TASK -> Transcribe each record exactly. Include every one.

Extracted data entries
────────────────────
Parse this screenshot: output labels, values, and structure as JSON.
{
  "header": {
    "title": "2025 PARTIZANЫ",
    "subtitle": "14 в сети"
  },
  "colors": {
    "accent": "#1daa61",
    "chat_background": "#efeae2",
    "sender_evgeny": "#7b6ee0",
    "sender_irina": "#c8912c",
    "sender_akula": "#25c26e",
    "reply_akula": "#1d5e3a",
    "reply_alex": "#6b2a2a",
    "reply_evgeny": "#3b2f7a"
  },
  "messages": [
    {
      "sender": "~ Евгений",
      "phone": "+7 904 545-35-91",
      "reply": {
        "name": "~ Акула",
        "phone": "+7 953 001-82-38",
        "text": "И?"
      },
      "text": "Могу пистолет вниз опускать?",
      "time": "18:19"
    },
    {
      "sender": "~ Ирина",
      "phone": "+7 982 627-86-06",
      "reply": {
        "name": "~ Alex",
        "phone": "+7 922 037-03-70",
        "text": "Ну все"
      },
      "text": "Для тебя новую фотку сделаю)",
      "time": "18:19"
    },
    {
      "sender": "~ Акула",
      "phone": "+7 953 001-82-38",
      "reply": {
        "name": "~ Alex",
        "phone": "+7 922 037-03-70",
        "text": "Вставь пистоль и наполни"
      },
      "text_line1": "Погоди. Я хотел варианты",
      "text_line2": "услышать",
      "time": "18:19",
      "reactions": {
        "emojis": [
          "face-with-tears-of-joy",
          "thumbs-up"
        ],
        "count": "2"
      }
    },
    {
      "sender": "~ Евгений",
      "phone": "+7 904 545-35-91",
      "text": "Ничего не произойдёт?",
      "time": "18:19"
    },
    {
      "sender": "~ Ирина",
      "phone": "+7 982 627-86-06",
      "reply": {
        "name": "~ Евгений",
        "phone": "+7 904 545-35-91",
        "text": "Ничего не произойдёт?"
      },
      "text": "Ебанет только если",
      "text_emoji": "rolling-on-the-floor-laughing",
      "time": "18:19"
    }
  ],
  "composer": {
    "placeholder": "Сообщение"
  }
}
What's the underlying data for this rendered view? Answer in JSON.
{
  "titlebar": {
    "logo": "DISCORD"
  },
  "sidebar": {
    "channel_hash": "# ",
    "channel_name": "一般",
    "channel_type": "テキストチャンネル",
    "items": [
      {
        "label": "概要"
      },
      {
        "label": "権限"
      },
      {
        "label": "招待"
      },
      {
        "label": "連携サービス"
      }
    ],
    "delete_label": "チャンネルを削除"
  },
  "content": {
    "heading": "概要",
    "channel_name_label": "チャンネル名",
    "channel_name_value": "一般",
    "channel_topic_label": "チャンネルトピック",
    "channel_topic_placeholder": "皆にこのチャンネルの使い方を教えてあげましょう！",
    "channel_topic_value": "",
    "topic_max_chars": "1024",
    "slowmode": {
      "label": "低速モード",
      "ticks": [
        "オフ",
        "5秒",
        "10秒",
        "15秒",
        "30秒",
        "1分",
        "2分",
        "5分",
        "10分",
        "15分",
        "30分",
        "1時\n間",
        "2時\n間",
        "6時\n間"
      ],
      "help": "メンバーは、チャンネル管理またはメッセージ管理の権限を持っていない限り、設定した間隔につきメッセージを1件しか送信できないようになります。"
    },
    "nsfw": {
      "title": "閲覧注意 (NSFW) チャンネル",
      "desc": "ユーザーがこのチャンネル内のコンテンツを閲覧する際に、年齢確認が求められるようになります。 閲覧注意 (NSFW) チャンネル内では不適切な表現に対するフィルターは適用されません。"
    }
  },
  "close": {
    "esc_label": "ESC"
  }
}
────────────────────
CORRECT RESPONSE ->
Parse this screenshot: output labels, values, and structure as JSON.
{
  "header": {
    "title": "2025 PARTIZANЫ",
    "subtitle": "14 в сети"
  },
  "colors": {
    "accent": "#1daa61",
    "chat_background": "#efeae2",
    "sender_evgeny": "#7b6ee0",
    "sender_irina": "#c8912c",
    "sender_akula": "#25c26e",
    "reply_akula": "#1d5e3a",
    "reply_alex": "#6b2a2a",
    "reply_evgeny": "#3b2f7a"
  },
  "messages": [
    {
      "sender": "~ Евгений",
      "phone": "+7 904 545-35-91",
      "reply": {
        "name": "~ Акула",
        "phone": "+7 953 001-82-38",
        "text": "И?"
      },
      "text": "Могу пистолет вниз опускать?",
      "time": "18:19"
    },
    {
      "sender": "~ Ирина",
      "phone": "+7 982 627-86-06",
      "reply": {
        "name": "~ Alex",
        "phone": "+7 922 037-03-70",
        "text": "Ну все"
      },
      "text": "Для тебя новую фотку сделаю)",
      "time": "18:19"
    },
    {
      "sender": "~ Акула",
      "phone": "+7 953 001-82-38",
      "reply": {
        "name": "~ Alex",
        "phone": "+7 922 037-03-70",
        "text": "Вставь пистоль и наполни"
      },
      "text_line1": "Погоди. Я хотел варианты",
      "text_line2": "услышать",
      "time": "18:19",
      "reactions": {
        "emojis": [
          "face-with-tears-of-joy",
          "thumbs-up"
        ],
        "count": "2"
      }
    },
    {
      "sender": "~ Евгений",
      "phone": "+7 904 545-35-91",
      "text": "Ничего не произойдёт?",
      "time": "18:19"
    },
    {
      "sender": "~ Ирина",
      "phone": "+7 982 627-86-06",
      "reply": {
        "name": "~ Евгений",
        "phone": "+7 904 545-35-91",
        "text": "Ничего не произойдёт?"
      },
      "text": "Ебанет только если",
      "text_emoji": "rolling-on-the-floor-laughing",
      "time": "18:19"
    }
  ],
  "composer": {
    "placeholder": "Сообщение"
  }
}
What's the underlying data for this rendered view? Answer in JSON.
{
  "titlebar": {
    "logo": "DISCORD"
  },
  "sidebar": {
    "channel_hash": "# ",
    "channel_name": "一般",
    "channel_type": "テキストチャンネル",
    "items": [
      {
        "label": "概要"
      },
      {
        "label": "権限"
      },
      {
        "label": "招待"
      },
      {
        "label": "連携サービス"
      }
    ],
    "delete_label": "チャンネルを削除"
  },
  "content": {
    "heading": "概要",
    "channel_name_label": "チャンネル名",
    "channel_name_value": "一般",
    "channel_topic_label": "チャンネルトピック",
    "channel_topic_placeholder": "皆にこのチャンネルの使い方を教えてあげましょう！",
    "channel_topic_value": "",
    "topic_max_chars": "1024",
    "slowmode": {
      "label": "低速モード",
      "ticks": [
        "オフ",
        "5秒",
        "10秒",
        "15秒",
        "30秒",
        "1分",
        "2分",
        "5分",
        "10分",
        "15分",
        "30分",
        "1時\n間",
        "2時\n間",
        "6時\n間"
      ],
      "help": "メンバーは、チャンネル管理またはメッセージ管理の権限を持っていない限り、設定した間隔につきメッセージを1件しか送信できないようになります。"
    },
    "nsfw": {
      "title": "閲覧注意 (NSFW) チャンネル",
      "desc": "ユーザーがこのチャンネル内のコンテンツを閲覧する際に、年齢確認が求められるようになります。 閲覧注意 (NSFW) チャンネル内では不適切な表現に対するフィルターは適用されません。"
    }
  },
  "close": {
    "esc_label": "ESC"
  }
}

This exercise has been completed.